> [ENTRIES SUPPLIED]
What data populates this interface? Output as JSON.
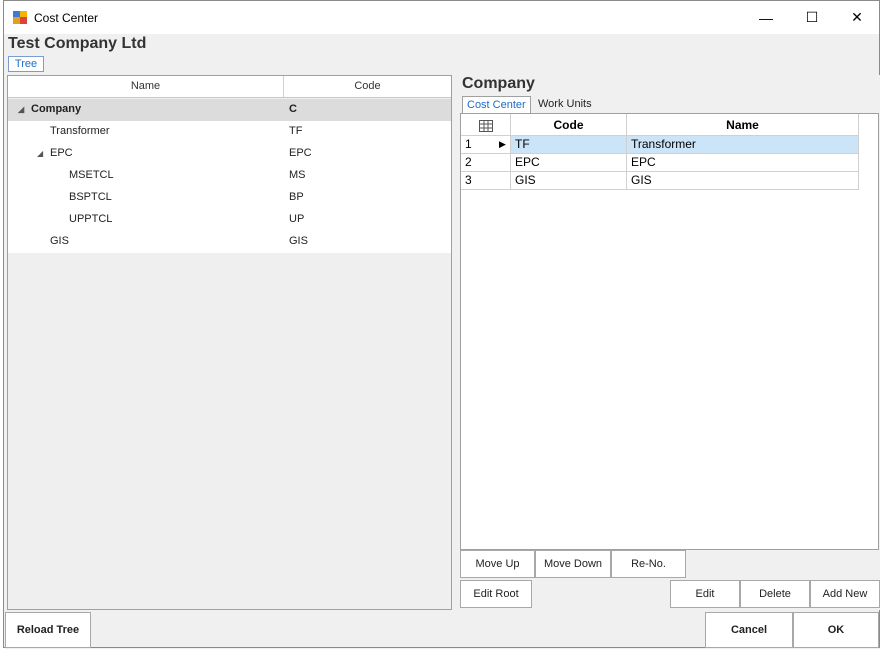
{
  "window": {
    "title": "Cost Center",
    "minimize_glyph": "—",
    "maximize_glyph": "☐",
    "close_glyph": "✕"
  },
  "company": "Test Company Ltd",
  "tree_tab": "Tree",
  "tree": {
    "columns": [
      "Name",
      "Code"
    ],
    "rows": [
      {
        "name": "Company",
        "code": "C",
        "toggle": "◢"
      },
      {
        "name": "Transformer",
        "code": "TF",
        "toggle": ""
      },
      {
        "name": "EPC",
        "code": "EPC",
        "toggle": "◢"
      },
      {
        "name": "MSETCL",
        "code": "MS",
        "toggle": ""
      },
      {
        "name": "BSPTCL",
        "code": "BP",
        "toggle": ""
      },
      {
        "name": "UPPTCL",
        "code": "UP",
        "toggle": ""
      },
      {
        "name": "GIS",
        "code": "GIS",
        "toggle": ""
      }
    ]
  },
  "right": {
    "title": "Company",
    "tabs": [
      "Cost Center",
      "Work Units"
    ],
    "grid": {
      "columns": [
        "Code",
        "Name"
      ],
      "rows": [
        {
          "num": "1",
          "code": "TF",
          "name": "Transformer"
        },
        {
          "num": "2",
          "code": "EPC",
          "name": "EPC"
        },
        {
          "num": "3",
          "code": "GIS",
          "name": "GIS"
        }
      ]
    },
    "buttons": {
      "move_up": "Move Up",
      "move_down": "Move Down",
      "reno": "Re-No.",
      "edit_root": "Edit Root",
      "edit": "Edit",
      "delete": "Delete",
      "add_new": "Add New"
    }
  },
  "footer": {
    "reload": "Reload Tree",
    "cancel": "Cancel",
    "ok": "OK"
  },
  "colors": {
    "selected_row": "#cce4f7",
    "tab_active_text": "#1e6cc8"
  }
}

> [WHAT YOU NEED TO DO] From the listing above, collect every line that mentions the word "Company".

> [OUTPUT OF THE EXERCISE]
  "company": "Test Company Ltd",
        "name": "Company",
    "title": "Company",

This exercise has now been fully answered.